━━━━━ Stored data
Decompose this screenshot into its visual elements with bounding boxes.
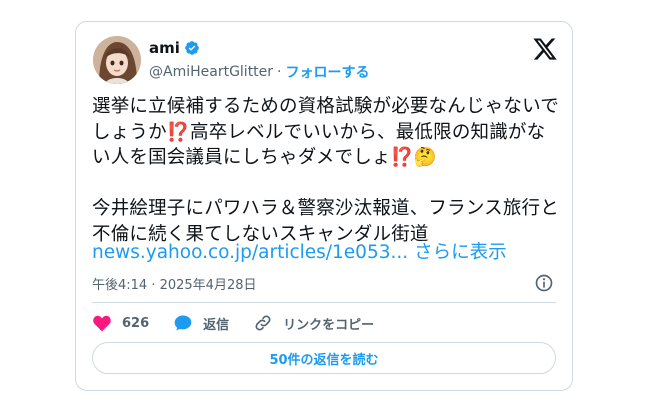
avatar-image — [93, 36, 141, 84]
link-icon — [255, 315, 271, 331]
reply-label: 返信 — [203, 317, 230, 333]
divider — [92, 302, 556, 303]
author-handle[interactable]: @AmiHeartGlitter — [149, 64, 273, 80]
verified-badge-icon — [185, 41, 199, 55]
timestamp[interactable]: 午後4:14 · 2025年4月28日 — [92, 274, 257, 293]
x-logo-icon[interactable] — [532, 36, 558, 62]
separator-dot: · — [277, 64, 282, 80]
author-name[interactable]: ami — [149, 39, 180, 57]
tweet-embed-card: ami @AmiHeartGlitter · フォローする 選挙に立候補するため… — [75, 21, 573, 391]
copy-link-button[interactable]: リンクをコピー — [253, 313, 374, 333]
like-count: 626 — [122, 315, 150, 331]
article-link[interactable]: news.yahoo.co.jp/articles/1e053... — [92, 242, 408, 263]
author-handle-row: @AmiHeartGlitter · フォローする — [149, 62, 370, 82]
avatar[interactable] — [93, 36, 141, 84]
follow-button[interactable]: フォローする — [286, 62, 370, 82]
tweet-text: 選挙に立候補するための資格試験が必要なんじゃないでしょうか⁉️高卒レベルでいいか… — [92, 94, 560, 247]
show-more-link[interactable]: さらに表示 — [414, 242, 507, 263]
reply-button[interactable]: 返信 — [173, 313, 229, 333]
tweet-paragraph-1: 選挙に立候補するための資格試験が必要なんじゃないでしょうか⁉️高卒レベルでいいか… — [92, 96, 559, 168]
author-name-row: ami — [149, 39, 200, 57]
copy-link-label: リンクをコピー — [283, 317, 375, 333]
read-replies-button[interactable]: 50件の返信を読む — [92, 342, 556, 374]
like-button[interactable]: 626 — [92, 313, 149, 333]
action-bar: 626 返信 リンクをコピー — [92, 312, 398, 334]
link-line: news.yahoo.co.jp/articles/1e053... さらに表示 — [92, 240, 507, 265]
heart-icon — [93, 315, 111, 332]
reply-bubble-icon — [174, 315, 192, 331]
info-icon[interactable] — [534, 273, 554, 293]
tweet-paragraph-2: 今井絵理子にパワハラ＆警察沙汰報道、フランス旅行と不倫に続く果てしないスキャンダ… — [92, 198, 559, 245]
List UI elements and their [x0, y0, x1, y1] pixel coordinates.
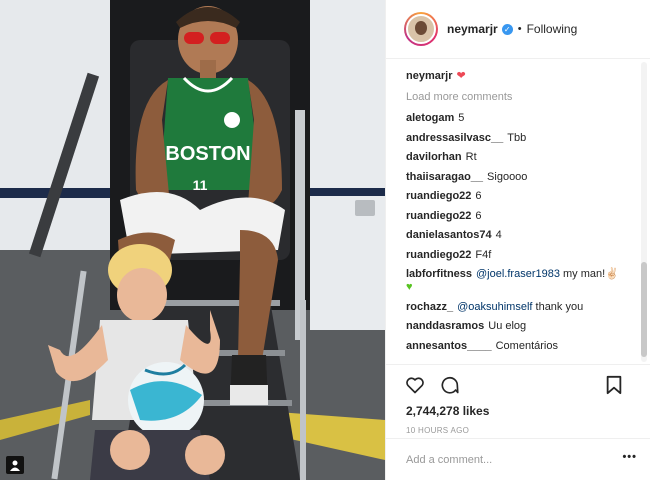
- following-button[interactable]: Following: [527, 22, 578, 36]
- comment-username[interactable]: ruandiego22: [406, 190, 471, 202]
- comment-mention-link[interactable]: @joel.fraser1983: [476, 268, 560, 280]
- comment-text: Sigoooo: [487, 170, 528, 183]
- comment-username[interactable]: andressasilvasc__: [406, 132, 503, 144]
- load-more-comments-button[interactable]: Load more comments: [406, 91, 636, 103]
- caption-username[interactable]: neymarjr: [406, 70, 452, 82]
- comment-item: thaiisaragao__ Sigoooo: [406, 171, 636, 184]
- jersey-number: 11: [193, 177, 208, 193]
- comment-text: Tbb: [507, 131, 527, 144]
- comment-item: labforfitness @joel.fraser1983 my man!✌🏻 ♥: [406, 268, 636, 294]
- jersey-text: BOSTON: [165, 143, 250, 165]
- post-timestamp[interactable]: 10 HOURS AGO: [386, 426, 650, 435]
- comment-username[interactable]: rochazz_: [406, 301, 453, 313]
- bookmark-icon[interactable]: [603, 374, 625, 396]
- comment-text: 6: [475, 190, 482, 202]
- caption: neymarjr ❤: [406, 69, 636, 82]
- post-photo[interactable]: BOSTON 11: [0, 0, 385, 480]
- comment-item: davilorhan Rt: [406, 151, 636, 164]
- comment-mention-link[interactable]: @oaksuhimself: [457, 301, 532, 313]
- comment-item: aletogam 5: [406, 112, 636, 125]
- comment-text: F4f: [475, 248, 492, 261]
- comment-username[interactable]: aletogam: [406, 112, 454, 124]
- comment-username[interactable]: annesantos____: [406, 340, 492, 352]
- separator-dot: •: [517, 23, 522, 35]
- comment-text: my man!✌🏻: [563, 268, 619, 280]
- likes-count[interactable]: 2,744,278 likes: [386, 404, 650, 418]
- caption-heart-emoji: ❤: [456, 70, 466, 82]
- comment-text: 6: [475, 209, 482, 222]
- comment-username[interactable]: danielasantos74: [406, 229, 492, 241]
- comment-username[interactable]: davilorhan: [406, 151, 462, 163]
- scrollbar-thumb[interactable]: [641, 262, 647, 357]
- post-footer: 2,744,278 likes 10 HOURS AGO: [386, 364, 650, 435]
- comment-username[interactable]: ruandiego22: [406, 249, 471, 261]
- comment-text: thank you: [535, 300, 584, 313]
- comment-item: ruandiego22 F4f: [406, 249, 636, 262]
- avatar[interactable]: [404, 12, 438, 46]
- verified-badge-icon: ✓: [501, 23, 513, 35]
- comment-item: nanddasramos Uu elog: [406, 320, 636, 333]
- user-tag-icon[interactable]: [6, 456, 24, 474]
- comments-list: neymarjr ❤ Load more comments aletogam 5 a…: [386, 59, 636, 364]
- comment-text: Uu elog: [488, 320, 527, 332]
- comment-username[interactable]: thaiisaragao__: [406, 171, 483, 183]
- post-header: neymarjr ✓ • Following: [386, 0, 650, 59]
- comment-username[interactable]: ruandiego22: [406, 210, 471, 222]
- post-side-panel: neymarjr ✓ • Following neymarjr ❤ Load mo…: [385, 0, 650, 480]
- add-comment-input[interactable]: Add a comment... •••: [386, 438, 650, 480]
- comment-item: andressasilvasc__ Tbb: [406, 132, 636, 145]
- post-image: BOSTON 11: [0, 0, 385, 480]
- comment-text: 5: [458, 112, 465, 124]
- comment-item: ruandiego22 6: [406, 210, 636, 223]
- comments-scrollbar[interactable]: [641, 62, 647, 362]
- comment-username[interactable]: nanddasramos: [406, 320, 484, 332]
- green-heart-emoji: ♥: [406, 281, 413, 293]
- comment-text: Comentários: [495, 339, 558, 352]
- more-options-button[interactable]: •••: [622, 451, 637, 463]
- add-comment-placeholder: Add a comment...: [406, 453, 493, 466]
- comment-item: ruandiego22 6: [406, 190, 636, 203]
- comment-item: annesantos____ Comentários: [406, 340, 636, 353]
- comment-username[interactable]: labforfitness: [406, 268, 472, 280]
- heart-icon[interactable]: [404, 374, 426, 396]
- comment-item: rochazz_ @oaksuhimself thank you: [406, 301, 636, 314]
- comment-text: Rt: [465, 151, 477, 163]
- comment-bubble-icon[interactable]: [438, 374, 460, 396]
- header-username[interactable]: neymarjr: [447, 22, 498, 36]
- action-bar: [386, 364, 650, 405]
- comment-text: 4: [495, 229, 502, 241]
- comment-item: danielasantos74 4: [406, 229, 636, 242]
━━━━━━━━━━
**Given problem**
Reproduce every entry above verbatim, leaving out the pictures.

**Exercise result**
Decompose this screenshot into its visual elements with bounding boxes.
avatar-image — [93, 36, 141, 84]
link-icon — [255, 315, 271, 331]
reply-label: 返信 — [203, 317, 230, 333]
divider — [92, 302, 556, 303]
author-handle[interactable]: @AmiHeartGlitter — [149, 64, 273, 80]
verified-badge-icon — [185, 41, 199, 55]
timestamp[interactable]: 午後4:14 · 2025年4月28日 — [92, 274, 257, 293]
x-logo-icon[interactable] — [532, 36, 558, 62]
separator-dot: · — [277, 64, 282, 80]
author-name[interactable]: ami — [149, 39, 180, 57]
tweet-embed-card: ami @AmiHeartGlitter · フォローする 選挙に立候補するため… — [75, 21, 573, 391]
copy-link-button[interactable]: リンクをコピー — [253, 313, 374, 333]
like-count: 626 — [122, 315, 150, 331]
article-link[interactable]: news.yahoo.co.jp/articles/1e053... — [92, 242, 408, 263]
author-handle-row: @AmiHeartGlitter · フォローする — [149, 62, 370, 82]
avatar[interactable] — [93, 36, 141, 84]
follow-button[interactable]: フォローする — [286, 62, 370, 82]
tweet-text: 選挙に立候補するための資格試験が必要なんじゃないでしょうか⁉️高卒レベルでいいか… — [92, 94, 560, 247]
show-more-link[interactable]: さらに表示 — [414, 242, 507, 263]
reply-button[interactable]: 返信 — [173, 313, 229, 333]
tweet-paragraph-1: 選挙に立候補するための資格試験が必要なんじゃないでしょうか⁉️高卒レベルでいいか… — [92, 96, 559, 168]
author-name-row: ami — [149, 39, 200, 57]
copy-link-label: リンクをコピー — [283, 317, 375, 333]
read-replies-button[interactable]: 50件の返信を読む — [92, 342, 556, 374]
like-button[interactable]: 626 — [92, 313, 149, 333]
action-bar: 626 返信 リンクをコピー — [92, 312, 398, 334]
link-line: news.yahoo.co.jp/articles/1e053... さらに表示 — [92, 240, 507, 265]
heart-icon — [93, 315, 111, 332]
reply-bubble-icon — [174, 315, 192, 331]
info-icon[interactable] — [534, 273, 554, 293]
tweet-paragraph-2: 今井絵理子にパワハラ＆警察沙汰報道、フランス旅行と不倫に続く果てしないスキャンダ… — [92, 198, 559, 245]
List UI elements and their [x0, y0, x1, y1] pixel coordinates.
- following-button[interactable]: Following: [527, 22, 578, 36]
- comment-username[interactable]: ruandiego22: [406, 190, 471, 202]
- comment-mention-link[interactable]: @joel.fraser1983: [476, 268, 560, 280]
- comment-text: Sigoooo: [487, 170, 528, 183]
- comment-username[interactable]: andressasilvasc__: [406, 132, 503, 144]
- load-more-comments-button[interactable]: Load more comments: [406, 91, 636, 103]
- caption-username[interactable]: neymarjr: [406, 70, 452, 82]
- comment-item: thaiisaragao__ Sigoooo: [406, 171, 636, 184]
- jersey-number: 11: [193, 177, 208, 193]
- comment-text: Tbb: [507, 131, 527, 144]
- comment-item: labforfitness @joel.fraser1983 my man!✌🏻 ♥: [406, 268, 636, 294]
- jersey-text: BOSTON: [165, 143, 250, 165]
- post-timestamp[interactable]: 10 HOURS AGO: [386, 426, 650, 435]
- comment-username[interactable]: rochazz_: [406, 301, 453, 313]
- bookmark-icon[interactable]: [603, 374, 625, 396]
- comment-text: 6: [475, 190, 482, 202]
- caption: neymarjr ❤: [406, 69, 636, 82]
- post-photo[interactable]: BOSTON 11: [0, 0, 385, 480]
- comment-item: davilorhan Rt: [406, 151, 636, 164]
- comment-mention-link[interactable]: @oaksuhimself: [457, 301, 532, 313]
- comment-item: aletogam 5: [406, 112, 636, 125]
- comment-text: F4f: [475, 248, 492, 261]
- comment-username[interactable]: aletogam: [406, 112, 454, 124]
- comment-username[interactable]: annesantos____: [406, 340, 492, 352]
- separator-dot: •: [517, 23, 522, 35]
- comment-text: my man!✌🏻: [563, 268, 619, 280]
- likes-count[interactable]: 2,744,278 likes: [386, 404, 650, 418]
- caption-heart-emoji: ❤: [456, 70, 466, 82]
- comment-text: 6: [475, 209, 482, 222]
- comment-username[interactable]: danielasantos74: [406, 229, 492, 241]
- comment-username[interactable]: davilorhan: [406, 151, 462, 163]
- scrollbar-thumb[interactable]: [641, 262, 647, 357]
- post-footer: 2,744,278 likes 10 HOURS AGO: [386, 364, 650, 435]
- comment-username[interactable]: ruandiego22: [406, 249, 471, 261]
- comment-text: thank you: [535, 300, 584, 313]
- comment-item: ruandiego22 F4f: [406, 249, 636, 262]
- avatar[interactable]: [404, 12, 438, 46]
- verified-badge-icon: ✓: [501, 23, 513, 35]
- comment-item: nanddasramos Uu elog: [406, 320, 636, 333]
- user-tag-icon[interactable]: [6, 456, 24, 474]
- comments-list: neymarjr ❤ Load more comments aletogam 5 a…: [386, 59, 636, 364]
- comment-text: Uu elog: [488, 320, 527, 332]
- comment-username[interactable]: thaiisaragao__: [406, 171, 483, 183]
- post-header: neymarjr ✓ • Following: [386, 0, 650, 59]
- comment-username[interactable]: ruandiego22: [406, 210, 471, 222]
- post-side-panel: neymarjr ✓ • Following neymarjr ❤ Load mo…: [385, 0, 650, 480]
- add-comment-input[interactable]: Add a comment... •••: [386, 438, 650, 480]
- comment-item: andressasilvasc__ Tbb: [406, 132, 636, 145]
- post-image: BOSTON 11: [0, 0, 385, 480]
- comment-text: 5: [458, 112, 465, 124]
- comment-item: ruandiego22 6: [406, 210, 636, 223]
- comments-scrollbar[interactable]: [641, 62, 647, 362]
- comment-username[interactable]: nanddasramos: [406, 320, 484, 332]
- green-heart-emoji: ♥: [406, 281, 413, 293]
- comment-text: Comentários: [495, 339, 558, 352]
- more-options-button[interactable]: •••: [622, 451, 637, 463]
- add-comment-placeholder: Add a comment...: [406, 453, 493, 466]
- comment-item: ruandiego22 6: [406, 190, 636, 203]
- comment-item: annesantos____ Comentários: [406, 340, 636, 353]
- comment-username[interactable]: labforfitness: [406, 268, 472, 280]
- heart-icon[interactable]: [404, 374, 426, 396]
- comment-item: rochazz_ @oaksuhimself thank you: [406, 301, 636, 314]
- comment-text: Rt: [465, 151, 477, 163]
- comment-bubble-icon[interactable]: [438, 374, 460, 396]
- header-username[interactable]: neymarjr: [447, 22, 498, 36]
- action-bar: [386, 364, 650, 405]
- comment-text: 4: [495, 229, 502, 241]
- comment-item: danielasantos74 4: [406, 229, 636, 242]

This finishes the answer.